STATED TASK:
Write out all of the data exactly as it appears.

____________________

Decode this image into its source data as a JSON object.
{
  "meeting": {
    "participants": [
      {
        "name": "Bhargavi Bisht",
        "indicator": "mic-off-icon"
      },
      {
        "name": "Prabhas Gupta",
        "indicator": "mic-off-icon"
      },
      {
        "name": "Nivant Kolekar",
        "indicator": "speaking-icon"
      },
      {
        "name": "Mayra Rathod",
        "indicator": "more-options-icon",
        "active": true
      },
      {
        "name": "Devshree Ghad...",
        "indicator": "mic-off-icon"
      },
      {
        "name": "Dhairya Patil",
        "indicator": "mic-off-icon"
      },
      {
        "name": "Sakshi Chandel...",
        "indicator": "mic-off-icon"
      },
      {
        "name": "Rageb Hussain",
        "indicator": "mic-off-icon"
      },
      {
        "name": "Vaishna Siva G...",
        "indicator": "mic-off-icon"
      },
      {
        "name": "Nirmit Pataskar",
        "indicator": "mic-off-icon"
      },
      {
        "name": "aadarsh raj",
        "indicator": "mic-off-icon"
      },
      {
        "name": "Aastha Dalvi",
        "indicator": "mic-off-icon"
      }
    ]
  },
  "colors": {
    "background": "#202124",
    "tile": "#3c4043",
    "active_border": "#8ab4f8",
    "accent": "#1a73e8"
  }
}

____________________

RESULT OF THE TASK:
Decode this image into its source data as a JSON object.
{
  "meeting": {
    "participants": [
      {
        "name": "Bhargavi Bisht",
        "indicator": "mic-off-icon"
      },
      {
        "name": "Prabhas Gupta",
        "indicator": "mic-off-icon"
      },
      {
        "name": "Nivant Kolekar",
        "indicator": "speaking-icon"
      },
      {
        "name": "Mayra Rathod",
        "indicator": "more-options-icon",
        "active": true
      },
      {
        "name": "Devshree Ghad...",
        "indicator": "mic-off-icon"
      },
      {
        "name": "Dhairya Patil",
        "indicator": "mic-off-icon"
      },
      {
        "name": "Sakshi Chandel...",
        "indicator": "mic-off-icon"
      },
      {
        "name": "Rageb Hussain",
        "indicator": "mic-off-icon"
      },
      {
        "name": "Vaishna Siva G...",
        "indicator": "mic-off-icon"
      },
      {
        "name": "Nirmit Pataskar",
        "indicator": "mic-off-icon"
      },
      {
        "name": "aadarsh raj",
        "indicator": "mic-off-icon"
      },
      {
        "name": "Aastha Dalvi",
        "indicator": "mic-off-icon"
      }
    ]
  },
  "colors": {
    "background": "#202124",
    "tile": "#3c4043",
    "active_border": "#8ab4f8",
    "accent": "#1a73e8"
  }
}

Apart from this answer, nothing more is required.